* Instructions to follow:
Output the material below in full, exactly as it is.

-- start --

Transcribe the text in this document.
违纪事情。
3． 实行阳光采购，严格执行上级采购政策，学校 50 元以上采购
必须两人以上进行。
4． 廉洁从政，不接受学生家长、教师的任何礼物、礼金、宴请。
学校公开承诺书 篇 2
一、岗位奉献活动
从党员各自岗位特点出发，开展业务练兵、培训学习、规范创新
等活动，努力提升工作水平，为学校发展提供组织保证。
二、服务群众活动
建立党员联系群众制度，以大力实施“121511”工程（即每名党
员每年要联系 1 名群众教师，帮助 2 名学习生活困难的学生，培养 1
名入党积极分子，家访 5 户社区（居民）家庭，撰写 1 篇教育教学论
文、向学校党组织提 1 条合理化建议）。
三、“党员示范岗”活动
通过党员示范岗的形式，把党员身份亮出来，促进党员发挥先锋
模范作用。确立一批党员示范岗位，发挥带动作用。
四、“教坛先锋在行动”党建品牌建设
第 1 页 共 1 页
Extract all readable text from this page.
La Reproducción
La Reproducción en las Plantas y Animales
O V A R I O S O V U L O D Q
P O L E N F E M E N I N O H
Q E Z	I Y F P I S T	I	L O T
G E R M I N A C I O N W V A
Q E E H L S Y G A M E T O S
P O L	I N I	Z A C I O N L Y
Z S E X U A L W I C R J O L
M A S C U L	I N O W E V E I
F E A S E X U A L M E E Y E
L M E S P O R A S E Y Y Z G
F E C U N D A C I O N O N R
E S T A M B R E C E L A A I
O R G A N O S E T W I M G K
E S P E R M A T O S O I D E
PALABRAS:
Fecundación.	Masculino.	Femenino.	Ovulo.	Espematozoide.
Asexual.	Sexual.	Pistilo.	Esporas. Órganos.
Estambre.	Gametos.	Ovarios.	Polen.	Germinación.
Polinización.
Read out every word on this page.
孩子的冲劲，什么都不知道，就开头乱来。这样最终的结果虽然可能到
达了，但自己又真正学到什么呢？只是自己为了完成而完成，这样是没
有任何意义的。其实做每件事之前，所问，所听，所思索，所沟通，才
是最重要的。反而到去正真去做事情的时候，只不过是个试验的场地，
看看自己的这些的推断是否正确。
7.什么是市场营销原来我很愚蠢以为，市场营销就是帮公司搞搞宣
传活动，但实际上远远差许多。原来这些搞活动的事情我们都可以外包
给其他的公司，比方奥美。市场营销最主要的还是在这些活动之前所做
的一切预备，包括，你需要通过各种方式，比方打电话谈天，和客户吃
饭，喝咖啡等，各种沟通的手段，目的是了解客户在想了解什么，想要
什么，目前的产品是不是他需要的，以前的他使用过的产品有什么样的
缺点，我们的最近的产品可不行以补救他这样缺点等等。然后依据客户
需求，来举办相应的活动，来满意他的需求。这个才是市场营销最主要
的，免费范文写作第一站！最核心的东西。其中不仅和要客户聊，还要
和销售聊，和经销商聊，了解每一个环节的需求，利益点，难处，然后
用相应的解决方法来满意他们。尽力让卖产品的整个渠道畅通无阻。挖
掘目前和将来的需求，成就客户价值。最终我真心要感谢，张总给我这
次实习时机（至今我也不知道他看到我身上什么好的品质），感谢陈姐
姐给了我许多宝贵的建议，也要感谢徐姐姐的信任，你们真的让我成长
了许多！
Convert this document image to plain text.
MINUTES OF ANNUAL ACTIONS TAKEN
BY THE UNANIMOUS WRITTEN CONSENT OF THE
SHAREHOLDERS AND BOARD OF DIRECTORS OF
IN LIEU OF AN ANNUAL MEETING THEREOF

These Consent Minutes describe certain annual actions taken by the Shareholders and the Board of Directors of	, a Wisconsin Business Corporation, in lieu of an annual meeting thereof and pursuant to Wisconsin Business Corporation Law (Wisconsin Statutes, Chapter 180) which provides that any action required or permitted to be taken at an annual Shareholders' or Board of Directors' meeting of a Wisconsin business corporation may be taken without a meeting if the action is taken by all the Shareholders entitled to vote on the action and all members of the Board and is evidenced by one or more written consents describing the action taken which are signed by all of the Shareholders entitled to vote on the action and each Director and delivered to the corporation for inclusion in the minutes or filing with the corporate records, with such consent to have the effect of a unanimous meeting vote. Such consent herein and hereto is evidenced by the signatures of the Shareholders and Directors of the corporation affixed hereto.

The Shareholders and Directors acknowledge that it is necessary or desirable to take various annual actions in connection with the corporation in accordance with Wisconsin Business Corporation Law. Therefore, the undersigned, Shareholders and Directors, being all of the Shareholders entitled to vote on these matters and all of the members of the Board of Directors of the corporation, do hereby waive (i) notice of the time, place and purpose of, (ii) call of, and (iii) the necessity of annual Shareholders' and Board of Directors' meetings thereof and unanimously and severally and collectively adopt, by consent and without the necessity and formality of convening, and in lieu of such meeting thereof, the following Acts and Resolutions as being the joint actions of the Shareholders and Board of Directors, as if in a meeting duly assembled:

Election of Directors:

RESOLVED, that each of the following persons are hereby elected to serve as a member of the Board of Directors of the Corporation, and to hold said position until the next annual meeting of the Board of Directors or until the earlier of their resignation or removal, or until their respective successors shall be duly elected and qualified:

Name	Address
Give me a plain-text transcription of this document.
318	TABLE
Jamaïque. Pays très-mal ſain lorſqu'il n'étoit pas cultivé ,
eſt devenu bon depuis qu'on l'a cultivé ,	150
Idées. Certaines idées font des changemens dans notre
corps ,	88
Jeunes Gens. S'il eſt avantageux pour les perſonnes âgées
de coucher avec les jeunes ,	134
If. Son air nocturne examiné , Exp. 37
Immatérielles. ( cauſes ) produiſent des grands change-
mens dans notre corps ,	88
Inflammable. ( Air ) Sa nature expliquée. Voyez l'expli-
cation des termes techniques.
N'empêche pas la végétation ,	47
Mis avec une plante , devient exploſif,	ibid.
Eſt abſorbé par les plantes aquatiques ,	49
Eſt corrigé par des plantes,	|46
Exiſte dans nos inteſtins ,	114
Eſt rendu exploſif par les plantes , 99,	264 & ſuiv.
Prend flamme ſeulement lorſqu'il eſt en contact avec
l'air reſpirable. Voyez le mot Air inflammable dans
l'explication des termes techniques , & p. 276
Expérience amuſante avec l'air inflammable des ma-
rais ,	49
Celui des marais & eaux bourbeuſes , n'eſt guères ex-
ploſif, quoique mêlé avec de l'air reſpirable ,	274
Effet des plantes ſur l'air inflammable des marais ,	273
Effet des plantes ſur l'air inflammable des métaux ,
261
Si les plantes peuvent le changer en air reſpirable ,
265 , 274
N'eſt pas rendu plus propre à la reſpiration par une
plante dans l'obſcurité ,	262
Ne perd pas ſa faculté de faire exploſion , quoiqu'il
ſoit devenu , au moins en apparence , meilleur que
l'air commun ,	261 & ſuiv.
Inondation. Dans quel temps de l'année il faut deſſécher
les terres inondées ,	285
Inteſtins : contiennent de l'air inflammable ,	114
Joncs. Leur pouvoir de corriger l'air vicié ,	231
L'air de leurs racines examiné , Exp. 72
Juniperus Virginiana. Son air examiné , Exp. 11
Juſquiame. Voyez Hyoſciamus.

-- end --

* The answer:
Transcribe the text in this document.
违纪事情。
3． 实行阳光采购，严格执行上级采购政策，学校 50 元以上采购
必须两人以上进行。
4． 廉洁从政，不接受学生家长、教师的任何礼物、礼金、宴请。
学校公开承诺书 篇 2
一、岗位奉献活动
从党员各自岗位特点出发，开展业务练兵、培训学习、规范创新
等活动，努力提升工作水平，为学校发展提供组织保证。
二、服务群众活动
建立党员联系群众制度，以大力实施“121511”工程（即每名党
员每年要联系 1 名群众教师，帮助 2 名学习生活困难的学生，培养 1
名入党积极分子，家访 5 户社区（居民）家庭，撰写 1 篇教育教学论
文、向学校党组织提 1 条合理化建议）。
三、“党员示范岗”活动
通过党员示范岗的形式，把党员身份亮出来，促进党员发挥先锋
模范作用。确立一批党员示范岗位，发挥带动作用。
四、“教坛先锋在行动”党建品牌建设
第 1 页 共 1 页
Extract all readable text from this page.
La Reproducción
La Reproducción en las Plantas y Animales
O V A R I O S O V U L O D Q
P O L E N F E M E N I N O H
Q E Z	I Y F P I S T	I	L O T
G E R M I N A C I O N W V A
Q E E H L S Y G A M E T O S
P O L	I N I	Z A C I O N L Y
Z S E X U A L W I C R J O L
M A S C U L	I N O W E V E I
F E A S E X U A L M E E Y E
L M E S P O R A S E Y Y Z G
F E C U N D A C I O N O N R
E S T A M B R E C E L A A I
O R G A N O S E T W I M G K
E S P E R M A T O S O I D E
PALABRAS:
Fecundación.	Masculino.	Femenino.	Ovulo.	Espematozoide.
Asexual.	Sexual.	Pistilo.	Esporas. Órganos.
Estambre.	Gametos.	Ovarios.	Polen.	Germinación.
Polinización.
Read out every word on this page.
孩子的冲劲，什么都不知道，就开头乱来。这样最终的结果虽然可能到
达了，但自己又真正学到什么呢？只是自己为了完成而完成，这样是没
有任何意义的。其实做每件事之前，所问，所听，所思索，所沟通，才
是最重要的。反而到去正真去做事情的时候，只不过是个试验的场地，
看看自己的这些的推断是否正确。
7.什么是市场营销原来我很愚蠢以为，市场营销就是帮公司搞搞宣
传活动，但实际上远远差许多。原来这些搞活动的事情我们都可以外包
给其他的公司，比方奥美。市场营销最主要的还是在这些活动之前所做
的一切预备，包括，你需要通过各种方式，比方打电话谈天，和客户吃
饭，喝咖啡等，各种沟通的手段，目的是了解客户在想了解什么，想要
什么，目前的产品是不是他需要的，以前的他使用过的产品有什么样的
缺点，我们的最近的产品可不行以补救他这样缺点等等。然后依据客户
需求，来举办相应的活动，来满意他的需求。这个才是市场营销最主要
的，免费范文写作第一站！最核心的东西。其中不仅和要客户聊，还要
和销售聊，和经销商聊，了解每一个环节的需求，利益点，难处，然后
用相应的解决方法来满意他们。尽力让卖产品的整个渠道畅通无阻。挖
掘目前和将来的需求，成就客户价值。最终我真心要感谢，张总给我这
次实习时机（至今我也不知道他看到我身上什么好的品质），感谢陈姐
姐给了我许多宝贵的建议，也要感谢徐姐姐的信任，你们真的让我成长
了许多！
Convert this document image to plain text.
MINUTES OF ANNUAL ACTIONS TAKEN
BY THE UNANIMOUS WRITTEN CONSENT OF THE
SHAREHOLDERS AND BOARD OF DIRECTORS OF
IN LIEU OF AN ANNUAL MEETING THEREOF

These Consent Minutes describe certain annual actions taken by the Shareholders and the Board of Directors of	, a Wisconsin Business Corporation, in lieu of an annual meeting thereof and pursuant to Wisconsin Business Corporation Law (Wisconsin Statutes, Chapter 180) which provides that any action required or permitted to be taken at an annual Shareholders' or Board of Directors' meeting of a Wisconsin business corporation may be taken without a meeting if the action is taken by all the Shareholders entitled to vote on the action and all members of the Board and is evidenced by one or more written consents describing the action taken which are signed by all of the Shareholders entitled to vote on the action and each Director and delivered to the corporation for inclusion in the minutes or filing with the corporate records, with such consent to have the effect of a unanimous meeting vote. Such consent herein and hereto is evidenced by the signatures of the Shareholders and Directors of the corporation affixed hereto.

The Shareholders and Directors acknowledge that it is necessary or desirable to take various annual actions in connection with the corporation in accordance with Wisconsin Business Corporation Law. Therefore, the undersigned, Shareholders and Directors, being all of the Shareholders entitled to vote on these matters and all of the members of the Board of Directors of the corporation, do hereby waive (i) notice of the time, place and purpose of, (ii) call of, and (iii) the necessity of annual Shareholders' and Board of Directors' meetings thereof and unanimously and severally and collectively adopt, by consent and without the necessity and formality of convening, and in lieu of such meeting thereof, the following Acts and Resolutions as being the joint actions of the Shareholders and Board of Directors, as if in a meeting duly assembled:

Election of Directors:

RESOLVED, that each of the following persons are hereby elected to serve as a member of the Board of Directors of the Corporation, and to hold said position until the next annual meeting of the Board of Directors or until the earlier of their resignation or removal, or until their respective successors shall be duly elected and qualified:

Name	Address
Give me a plain-text transcription of this document.
318	TABLE
Jamaïque. Pays très-mal ſain lorſqu'il n'étoit pas cultivé ,
eſt devenu bon depuis qu'on l'a cultivé ,	150
Idées. Certaines idées font des changemens dans notre
corps ,	88
Jeunes Gens. S'il eſt avantageux pour les perſonnes âgées
de coucher avec les jeunes ,	134
If. Son air nocturne examiné , Exp. 37
Immatérielles. ( cauſes ) produiſent des grands change-
mens dans notre corps ,	88
Inflammable. ( Air ) Sa nature expliquée. Voyez l'expli-
cation des termes techniques.
N'empêche pas la végétation ,	47
Mis avec une plante , devient exploſif,	ibid.
Eſt abſorbé par les plantes aquatiques ,	49
Eſt corrigé par des plantes,	|46
Exiſte dans nos inteſtins ,	114
Eſt rendu exploſif par les plantes , 99,	264 & ſuiv.
Prend flamme ſeulement lorſqu'il eſt en contact avec
l'air reſpirable. Voyez le mot Air inflammable dans
l'explication des termes techniques , & p. 276
Expérience amuſante avec l'air inflammable des ma-
rais ,	49
Celui des marais & eaux bourbeuſes , n'eſt guères ex-
ploſif, quoique mêlé avec de l'air reſpirable ,	274
Effet des plantes ſur l'air inflammable des marais ,	273
Effet des plantes ſur l'air inflammable des métaux ,
261
Si les plantes peuvent le changer en air reſpirable ,
265 , 274
N'eſt pas rendu plus propre à la reſpiration par une
plante dans l'obſcurité ,	262
Ne perd pas ſa faculté de faire exploſion , quoiqu'il
ſoit devenu , au moins en apparence , meilleur que
l'air commun ,	261 & ſuiv.
Inondation. Dans quel temps de l'année il faut deſſécher
les terres inondées ,	285
Inteſtins : contiennent de l'air inflammable ,	114
Joncs. Leur pouvoir de corriger l'air vicié ,	231
L'air de leurs racines examiné , Exp. 72
Juniperus Virginiana. Son air examiné , Exp. 11
Juſquiame. Voyez Hyoſciamus.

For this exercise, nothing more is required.